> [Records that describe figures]
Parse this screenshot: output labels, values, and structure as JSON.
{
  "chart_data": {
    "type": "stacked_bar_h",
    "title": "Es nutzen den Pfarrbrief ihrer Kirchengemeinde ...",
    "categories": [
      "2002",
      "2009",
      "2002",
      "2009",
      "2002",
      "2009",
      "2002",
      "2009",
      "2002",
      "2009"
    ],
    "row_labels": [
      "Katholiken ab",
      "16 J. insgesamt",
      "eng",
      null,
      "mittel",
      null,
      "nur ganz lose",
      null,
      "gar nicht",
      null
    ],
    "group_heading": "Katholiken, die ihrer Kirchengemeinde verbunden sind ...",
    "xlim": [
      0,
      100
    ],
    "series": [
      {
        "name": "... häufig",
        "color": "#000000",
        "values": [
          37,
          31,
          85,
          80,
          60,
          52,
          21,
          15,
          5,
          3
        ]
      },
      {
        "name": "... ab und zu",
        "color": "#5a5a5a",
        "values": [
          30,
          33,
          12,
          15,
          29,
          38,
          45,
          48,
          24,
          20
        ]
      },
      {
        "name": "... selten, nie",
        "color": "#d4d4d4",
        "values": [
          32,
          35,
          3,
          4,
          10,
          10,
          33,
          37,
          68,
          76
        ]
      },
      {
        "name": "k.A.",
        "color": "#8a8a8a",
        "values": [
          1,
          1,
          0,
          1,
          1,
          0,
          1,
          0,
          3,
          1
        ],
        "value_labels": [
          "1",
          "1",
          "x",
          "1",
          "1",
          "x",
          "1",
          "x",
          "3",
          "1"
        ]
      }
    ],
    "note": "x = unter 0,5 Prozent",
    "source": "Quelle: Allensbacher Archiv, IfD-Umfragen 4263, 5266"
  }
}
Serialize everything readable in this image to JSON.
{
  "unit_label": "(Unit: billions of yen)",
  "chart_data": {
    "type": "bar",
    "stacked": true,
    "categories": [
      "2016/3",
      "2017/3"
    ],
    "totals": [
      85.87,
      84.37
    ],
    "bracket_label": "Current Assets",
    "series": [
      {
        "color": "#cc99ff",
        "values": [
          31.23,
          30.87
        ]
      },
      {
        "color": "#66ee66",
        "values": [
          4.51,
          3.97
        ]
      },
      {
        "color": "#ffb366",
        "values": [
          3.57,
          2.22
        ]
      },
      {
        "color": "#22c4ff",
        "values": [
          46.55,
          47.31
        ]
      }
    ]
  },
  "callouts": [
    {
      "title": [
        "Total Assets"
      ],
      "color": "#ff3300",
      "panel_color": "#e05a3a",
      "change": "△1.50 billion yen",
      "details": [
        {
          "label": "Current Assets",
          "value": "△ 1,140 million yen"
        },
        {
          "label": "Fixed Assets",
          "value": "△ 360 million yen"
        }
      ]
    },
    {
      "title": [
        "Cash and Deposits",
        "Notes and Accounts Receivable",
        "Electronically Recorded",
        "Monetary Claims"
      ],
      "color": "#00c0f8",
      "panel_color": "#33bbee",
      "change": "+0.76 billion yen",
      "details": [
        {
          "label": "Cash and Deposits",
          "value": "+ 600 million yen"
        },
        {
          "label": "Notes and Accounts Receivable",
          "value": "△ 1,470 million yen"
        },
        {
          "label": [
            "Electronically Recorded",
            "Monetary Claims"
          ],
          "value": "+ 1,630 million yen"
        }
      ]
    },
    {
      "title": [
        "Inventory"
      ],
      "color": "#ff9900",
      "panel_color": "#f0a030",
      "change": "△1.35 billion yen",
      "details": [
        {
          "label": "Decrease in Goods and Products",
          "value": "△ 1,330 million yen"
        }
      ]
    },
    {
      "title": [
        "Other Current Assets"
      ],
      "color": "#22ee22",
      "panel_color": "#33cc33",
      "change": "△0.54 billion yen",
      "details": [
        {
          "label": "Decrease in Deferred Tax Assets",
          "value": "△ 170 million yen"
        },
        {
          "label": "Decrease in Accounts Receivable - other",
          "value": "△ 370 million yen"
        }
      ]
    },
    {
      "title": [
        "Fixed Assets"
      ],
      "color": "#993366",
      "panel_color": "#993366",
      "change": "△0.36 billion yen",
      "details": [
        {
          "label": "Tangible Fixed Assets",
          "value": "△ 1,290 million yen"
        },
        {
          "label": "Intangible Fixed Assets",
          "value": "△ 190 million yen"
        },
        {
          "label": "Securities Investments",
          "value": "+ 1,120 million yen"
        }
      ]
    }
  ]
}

> [STATED TASK] Transcribe the records above exactly as they appear.

> [TASK SOLUTION]
Parse this screenshot: output labels, values, and structure as JSON.
{
  "chart_data": {
    "type": "stacked_bar_h",
    "title": "Es nutzen den Pfarrbrief ihrer Kirchengemeinde ...",
    "categories": [
      "2002",
      "2009",
      "2002",
      "2009",
      "2002",
      "2009",
      "2002",
      "2009",
      "2002",
      "2009"
    ],
    "row_labels": [
      "Katholiken ab",
      "16 J. insgesamt",
      "eng",
      null,
      "mittel",
      null,
      "nur ganz lose",
      null,
      "gar nicht",
      null
    ],
    "group_heading": "Katholiken, die ihrer Kirchengemeinde verbunden sind ...",
    "xlim": [
      0,
      100
    ],
    "series": [
      {
        "name": "... häufig",
        "color": "#000000",
        "values": [
          37,
          31,
          85,
          80,
          60,
          52,
          21,
          15,
          5,
          3
        ]
      },
      {
        "name": "... ab und zu",
        "color": "#5a5a5a",
        "values": [
          30,
          33,
          12,
          15,
          29,
          38,
          45,
          48,
          24,
          20
        ]
      },
      {
        "name": "... selten, nie",
        "color": "#d4d4d4",
        "values": [
          32,
          35,
          3,
          4,
          10,
          10,
          33,
          37,
          68,
          76
        ]
      },
      {
        "name": "k.A.",
        "color": "#8a8a8a",
        "values": [
          1,
          1,
          0,
          1,
          1,
          0,
          1,
          0,
          3,
          1
        ],
        "value_labels": [
          "1",
          "1",
          "x",
          "1",
          "1",
          "x",
          "1",
          "x",
          "3",
          "1"
        ]
      }
    ],
    "note": "x = unter 0,5 Prozent",
    "source": "Quelle: Allensbacher Archiv, IfD-Umfragen 4263, 5266"
  }
}
Serialize everything readable in this image to JSON.
{
  "unit_label": "(Unit: billions of yen)",
  "chart_data": {
    "type": "bar",
    "stacked": true,
    "categories": [
      "2016/3",
      "2017/3"
    ],
    "totals": [
      85.87,
      84.37
    ],
    "bracket_label": "Current Assets",
    "series": [
      {
        "color": "#cc99ff",
        "values": [
          31.23,
          30.87
        ]
      },
      {
        "color": "#66ee66",
        "values": [
          4.51,
          3.97
        ]
      },
      {
        "color": "#ffb366",
        "values": [
          3.57,
          2.22
        ]
      },
      {
        "color": "#22c4ff",
        "values": [
          46.55,
          47.31
        ]
      }
    ]
  },
  "callouts": [
    {
      "title": [
        "Total Assets"
      ],
      "color": "#ff3300",
      "panel_color": "#e05a3a",
      "change": "△1.50 billion yen",
      "details": [
        {
          "label": "Current Assets",
          "value": "△ 1,140 million yen"
        },
        {
          "label": "Fixed Assets",
          "value": "△ 360 million yen"
        }
      ]
    },
    {
      "title": [
        "Cash and Deposits",
        "Notes and Accounts Receivable",
        "Electronically Recorded",
        "Monetary Claims"
      ],
      "color": "#00c0f8",
      "panel_color": "#33bbee",
      "change": "+0.76 billion yen",
      "details": [
        {
          "label": "Cash and Deposits",
          "value": "+ 600 million yen"
        },
        {
          "label": "Notes and Accounts Receivable",
          "value": "△ 1,470 million yen"
        },
        {
          "label": [
            "Electronically Recorded",
            "Monetary Claims"
          ],
          "value": "+ 1,630 million yen"
        }
      ]
    },
    {
      "title": [
        "Inventory"
      ],
      "color": "#ff9900",
      "panel_color": "#f0a030",
      "change": "△1.35 billion yen",
      "details": [
        {
          "label": "Decrease in Goods and Products",
          "value": "△ 1,330 million yen"
        }
      ]
    },
    {
      "title": [
        "Other Current Assets"
      ],
      "color": "#22ee22",
      "panel_color": "#33cc33",
      "change": "△0.54 billion yen",
      "details": [
        {
          "label": "Decrease in Deferred Tax Assets",
          "value": "△ 170 million yen"
        },
        {
          "label": "Decrease in Accounts Receivable - other",
          "value": "△ 370 million yen"
        }
      ]
    },
    {
      "title": [
        "Fixed Assets"
      ],
      "color": "#993366",
      "panel_color": "#993366",
      "change": "△0.36 billion yen",
      "details": [
        {
          "label": "Tangible Fixed Assets",
          "value": "△ 1,290 million yen"
        },
        {
          "label": "Intangible Fixed Assets",
          "value": "△ 190 million yen"
        },
        {
          "label": "Securities Investments",
          "value": "+ 1,120 million yen"
        }
      ]
    }
  ]
}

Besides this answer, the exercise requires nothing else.